*Problem to work on:* Can the data below be set down again exactly, line for line?

*Recorded information:*
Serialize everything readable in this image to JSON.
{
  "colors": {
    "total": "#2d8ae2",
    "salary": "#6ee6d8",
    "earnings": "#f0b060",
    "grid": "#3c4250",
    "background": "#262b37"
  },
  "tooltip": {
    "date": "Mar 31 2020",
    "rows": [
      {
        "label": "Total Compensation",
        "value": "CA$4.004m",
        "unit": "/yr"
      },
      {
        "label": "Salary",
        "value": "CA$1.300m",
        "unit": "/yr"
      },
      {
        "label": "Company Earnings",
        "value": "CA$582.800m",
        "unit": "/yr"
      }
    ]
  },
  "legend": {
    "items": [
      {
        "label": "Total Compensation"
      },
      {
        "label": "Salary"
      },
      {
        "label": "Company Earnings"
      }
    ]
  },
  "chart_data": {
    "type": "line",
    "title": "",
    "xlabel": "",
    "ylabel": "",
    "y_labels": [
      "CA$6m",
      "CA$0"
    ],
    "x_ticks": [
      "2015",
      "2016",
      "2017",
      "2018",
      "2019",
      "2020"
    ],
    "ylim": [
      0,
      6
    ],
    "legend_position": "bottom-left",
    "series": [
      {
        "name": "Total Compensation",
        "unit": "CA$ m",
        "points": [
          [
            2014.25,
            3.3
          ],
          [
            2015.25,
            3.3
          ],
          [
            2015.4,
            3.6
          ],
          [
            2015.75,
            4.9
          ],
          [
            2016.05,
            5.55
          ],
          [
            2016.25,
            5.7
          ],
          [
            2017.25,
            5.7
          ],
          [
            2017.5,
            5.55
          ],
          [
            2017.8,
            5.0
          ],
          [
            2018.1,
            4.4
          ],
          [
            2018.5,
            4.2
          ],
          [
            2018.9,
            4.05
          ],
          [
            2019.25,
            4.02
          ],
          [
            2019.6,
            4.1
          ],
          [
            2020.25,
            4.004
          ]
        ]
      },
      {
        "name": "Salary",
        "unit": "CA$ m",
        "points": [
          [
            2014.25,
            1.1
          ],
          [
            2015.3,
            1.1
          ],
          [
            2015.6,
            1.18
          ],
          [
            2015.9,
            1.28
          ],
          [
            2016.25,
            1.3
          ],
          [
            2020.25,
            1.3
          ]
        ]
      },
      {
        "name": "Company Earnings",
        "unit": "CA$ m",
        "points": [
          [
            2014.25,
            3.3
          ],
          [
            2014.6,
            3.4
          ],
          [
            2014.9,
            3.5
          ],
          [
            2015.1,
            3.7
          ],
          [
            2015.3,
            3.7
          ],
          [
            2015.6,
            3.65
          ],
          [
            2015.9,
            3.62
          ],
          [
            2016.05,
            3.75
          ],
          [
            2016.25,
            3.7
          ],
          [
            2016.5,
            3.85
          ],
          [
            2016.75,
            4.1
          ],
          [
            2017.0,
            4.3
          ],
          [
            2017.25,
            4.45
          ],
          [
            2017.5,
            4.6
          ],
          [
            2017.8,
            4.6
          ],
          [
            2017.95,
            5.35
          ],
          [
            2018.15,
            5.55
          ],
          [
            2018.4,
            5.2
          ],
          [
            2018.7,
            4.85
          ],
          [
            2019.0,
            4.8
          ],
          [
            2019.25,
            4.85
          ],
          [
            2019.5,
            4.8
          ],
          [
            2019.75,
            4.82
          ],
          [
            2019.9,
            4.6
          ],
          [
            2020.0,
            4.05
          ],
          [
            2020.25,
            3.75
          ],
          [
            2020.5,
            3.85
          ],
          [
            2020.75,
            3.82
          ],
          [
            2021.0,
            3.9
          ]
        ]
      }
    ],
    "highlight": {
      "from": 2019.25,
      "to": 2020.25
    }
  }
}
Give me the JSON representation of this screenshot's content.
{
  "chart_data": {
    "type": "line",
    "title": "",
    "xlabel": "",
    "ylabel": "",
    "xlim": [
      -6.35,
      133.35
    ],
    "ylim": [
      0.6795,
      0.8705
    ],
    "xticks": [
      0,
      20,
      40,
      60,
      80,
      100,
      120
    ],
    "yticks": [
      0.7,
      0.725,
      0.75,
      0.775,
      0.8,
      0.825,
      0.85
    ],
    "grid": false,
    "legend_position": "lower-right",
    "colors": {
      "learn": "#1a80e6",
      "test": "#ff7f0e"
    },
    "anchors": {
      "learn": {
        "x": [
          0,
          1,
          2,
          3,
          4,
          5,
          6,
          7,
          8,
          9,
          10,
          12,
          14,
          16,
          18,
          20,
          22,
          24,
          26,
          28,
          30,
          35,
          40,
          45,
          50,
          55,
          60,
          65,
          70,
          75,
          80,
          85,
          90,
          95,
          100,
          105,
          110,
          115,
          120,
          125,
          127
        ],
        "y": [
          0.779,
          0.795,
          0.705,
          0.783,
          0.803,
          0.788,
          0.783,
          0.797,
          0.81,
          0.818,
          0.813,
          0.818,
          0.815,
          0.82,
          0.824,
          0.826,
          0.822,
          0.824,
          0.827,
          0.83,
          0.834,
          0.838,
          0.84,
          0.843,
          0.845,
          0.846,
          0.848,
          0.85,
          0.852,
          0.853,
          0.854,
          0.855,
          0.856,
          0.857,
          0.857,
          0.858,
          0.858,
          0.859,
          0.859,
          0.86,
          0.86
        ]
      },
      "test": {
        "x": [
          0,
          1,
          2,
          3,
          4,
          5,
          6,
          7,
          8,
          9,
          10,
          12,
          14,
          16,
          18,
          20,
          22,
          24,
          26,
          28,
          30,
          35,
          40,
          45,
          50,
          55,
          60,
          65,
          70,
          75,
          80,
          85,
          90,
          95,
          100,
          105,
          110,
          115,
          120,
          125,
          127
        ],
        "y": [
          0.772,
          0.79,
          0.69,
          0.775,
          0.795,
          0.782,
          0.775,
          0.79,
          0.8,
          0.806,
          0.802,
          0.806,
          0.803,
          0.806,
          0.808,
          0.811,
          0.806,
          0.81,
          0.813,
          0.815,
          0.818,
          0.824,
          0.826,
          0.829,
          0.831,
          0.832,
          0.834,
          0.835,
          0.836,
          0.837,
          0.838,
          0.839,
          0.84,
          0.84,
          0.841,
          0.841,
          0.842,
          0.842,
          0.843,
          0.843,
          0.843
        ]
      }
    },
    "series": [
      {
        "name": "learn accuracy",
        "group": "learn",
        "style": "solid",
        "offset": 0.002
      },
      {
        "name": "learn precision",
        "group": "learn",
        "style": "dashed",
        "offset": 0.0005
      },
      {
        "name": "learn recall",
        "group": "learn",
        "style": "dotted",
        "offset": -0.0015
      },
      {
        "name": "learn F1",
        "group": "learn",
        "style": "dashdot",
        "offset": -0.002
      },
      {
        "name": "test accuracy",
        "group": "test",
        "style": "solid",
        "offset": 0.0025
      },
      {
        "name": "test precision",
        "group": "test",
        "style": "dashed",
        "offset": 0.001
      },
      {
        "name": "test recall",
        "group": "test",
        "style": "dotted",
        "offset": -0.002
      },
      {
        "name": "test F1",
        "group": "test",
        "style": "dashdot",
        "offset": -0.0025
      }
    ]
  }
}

*Answer to this task:*
Serialize everything readable in this image to JSON.
{
  "colors": {
    "total": "#2d8ae2",
    "salary": "#6ee6d8",
    "earnings": "#f0b060",
    "grid": "#3c4250",
    "background": "#262b37"
  },
  "tooltip": {
    "date": "Mar 31 2020",
    "rows": [
      {
        "label": "Total Compensation",
        "value": "CA$4.004m",
        "unit": "/yr"
      },
      {
        "label": "Salary",
        "value": "CA$1.300m",
        "unit": "/yr"
      },
      {
        "label": "Company Earnings",
        "value": "CA$582.800m",
        "unit": "/yr"
      }
    ]
  },
  "legend": {
    "items": [
      {
        "label": "Total Compensation"
      },
      {
        "label": "Salary"
      },
      {
        "label": "Company Earnings"
      }
    ]
  },
  "chart_data": {
    "type": "line",
    "title": "",
    "xlabel": "",
    "ylabel": "",
    "y_labels": [
      "CA$6m",
      "CA$0"
    ],
    "x_ticks": [
      "2015",
      "2016",
      "2017",
      "2018",
      "2019",
      "2020"
    ],
    "ylim": [
      0,
      6
    ],
    "legend_position": "bottom-left",
    "series": [
      {
        "name": "Total Compensation",
        "unit": "CA$ m",
        "points": [
          [
            2014.25,
            3.3
          ],
          [
            2015.25,
            3.3
          ],
          [
            2015.4,
            3.6
          ],
          [
            2015.75,
            4.9
          ],
          [
            2016.05,
            5.55
          ],
          [
            2016.25,
            5.7
          ],
          [
            2017.25,
            5.7
          ],
          [
            2017.5,
            5.55
          ],
          [
            2017.8,
            5.0
          ],
          [
            2018.1,
            4.4
          ],
          [
            2018.5,
            4.2
          ],
          [
            2018.9,
            4.05
          ],
          [
            2019.25,
            4.02
          ],
          [
            2019.6,
            4.1
          ],
          [
            2020.25,
            4.004
          ]
        ]
      },
      {
        "name": "Salary",
        "unit": "CA$ m",
        "points": [
          [
            2014.25,
            1.1
          ],
          [
            2015.3,
            1.1
          ],
          [
            2015.6,
            1.18
          ],
          [
            2015.9,
            1.28
          ],
          [
            2016.25,
            1.3
          ],
          [
            2020.25,
            1.3
          ]
        ]
      },
      {
        "name": "Company Earnings",
        "unit": "CA$ m",
        "points": [
          [
            2014.25,
            3.3
          ],
          [
            2014.6,
            3.4
          ],
          [
            2014.9,
            3.5
          ],
          [
            2015.1,
            3.7
          ],
          [
            2015.3,
            3.7
          ],
          [
            2015.6,
            3.65
          ],
          [
            2015.9,
            3.62
          ],
          [
            2016.05,
            3.75
          ],
          [
            2016.25,
            3.7
          ],
          [
            2016.5,
            3.85
          ],
          [
            2016.75,
            4.1
          ],
          [
            2017.0,
            4.3
          ],
          [
            2017.25,
            4.45
          ],
          [
            2017.5,
            4.6
          ],
          [
            2017.8,
            4.6
          ],
          [
            2017.95,
            5.35
          ],
          [
            2018.15,
            5.55
          ],
          [
            2018.4,
            5.2
          ],
          [
            2018.7,
            4.85
          ],
          [
            2019.0,
            4.8
          ],
          [
            2019.25,
            4.85
          ],
          [
            2019.5,
            4.8
          ],
          [
            2019.75,
            4.82
          ],
          [
            2019.9,
            4.6
          ],
          [
            2020.0,
            4.05
          ],
          [
            2020.25,
            3.75
          ],
          [
            2020.5,
            3.85
          ],
          [
            2020.75,
            3.82
          ],
          [
            2021.0,
            3.9
          ]
        ]
      }
    ],
    "highlight": {
      "from": 2019.25,
      "to": 2020.25
    }
  }
}
Give me the JSON representation of this screenshot's content.
{
  "chart_data": {
    "type": "line",
    "title": "",
    "xlabel": "",
    "ylabel": "",
    "xlim": [
      -6.35,
      133.35
    ],
    "ylim": [
      0.6795,
      0.8705
    ],
    "xticks": [
      0,
      20,
      40,
      60,
      80,
      100,
      120
    ],
    "yticks": [
      0.7,
      0.725,
      0.75,
      0.775,
      0.8,
      0.825,
      0.85
    ],
    "grid": false,
    "legend_position": "lower-right",
    "colors": {
      "learn": "#1a80e6",
      "test": "#ff7f0e"
    },
    "anchors": {
      "learn": {
        "x": [
          0,
          1,
          2,
          3,
          4,
          5,
          6,
          7,
          8,
          9,
          10,
          12,
          14,
          16,
          18,
          20,
          22,
          24,
          26,
          28,
          30,
          35,
          40,
          45,
          50,
          55,
          60,
          65,
          70,
          75,
          80,
          85,
          90,
          95,
          100,
          105,
          110,
          115,
          120,
          125,
          127
        ],
        "y": [
          0.779,
          0.795,
          0.705,
          0.783,
          0.803,
          0.788,
          0.783,
          0.797,
          0.81,
          0.818,
          0.813,
          0.818,
          0.815,
          0.82,
          0.824,
          0.826,
          0.822,
          0.824,
          0.827,
          0.83,
          0.834,
          0.838,
          0.84,
          0.843,
          0.845,
          0.846,
          0.848,
          0.85,
          0.852,
          0.853,
          0.854,
          0.855,
          0.856,
          0.857,
          0.857,
          0.858,
          0.858,
          0.859,
          0.859,
          0.86,
          0.86
        ]
      },
      "test": {
        "x": [
          0,
          1,
          2,
          3,
          4,
          5,
          6,
          7,
          8,
          9,
          10,
          12,
          14,
          16,
          18,
          20,
          22,
          24,
          26,
          28,
          30,
          35,
          40,
          45,
          50,
          55,
          60,
          65,
          70,
          75,
          80,
          85,
          90,
          95,
          100,
          105,
          110,
          115,
          120,
          125,
          127
        ],
        "y": [
          0.772,
          0.79,
          0.69,
          0.775,
          0.795,
          0.782,
          0.775,
          0.79,
          0.8,
          0.806,
          0.802,
          0.806,
          0.803,
          0.806,
          0.808,
          0.811,
          0.806,
          0.81,
          0.813,
          0.815,
          0.818,
          0.824,
          0.826,
          0.829,
          0.831,
          0.832,
          0.834,
          0.835,
          0.836,
          0.837,
          0.838,
          0.839,
          0.84,
          0.84,
          0.841,
          0.841,
          0.842,
          0.842,
          0.843,
          0.843,
          0.843
        ]
      }
    },
    "series": [
      {
        "name": "learn accuracy",
        "group": "learn",
        "style": "solid",
        "offset": 0.002
      },
      {
        "name": "learn precision",
        "group": "learn",
        "style": "dashed",
        "offset": 0.0005
      },
      {
        "name": "learn recall",
        "group": "learn",
        "style": "dotted",
        "offset": -0.0015
      },
      {
        "name": "learn F1",
        "group": "learn",
        "style": "dashdot",
        "offset": -0.002
      },
      {
        "name": "test accuracy",
        "group": "test",
        "style": "solid",
        "offset": 0.0025
      },
      {
        "name": "test precision",
        "group": "test",
        "style": "dashed",
        "offset": 0.001
      },
      {
        "name": "test recall",
        "group": "test",
        "style": "dotted",
        "offset": -0.002
      },
      {
        "name": "test F1",
        "group": "test",
        "style": "dashdot",
        "offset": -0.0025
      }
    ]
  }
}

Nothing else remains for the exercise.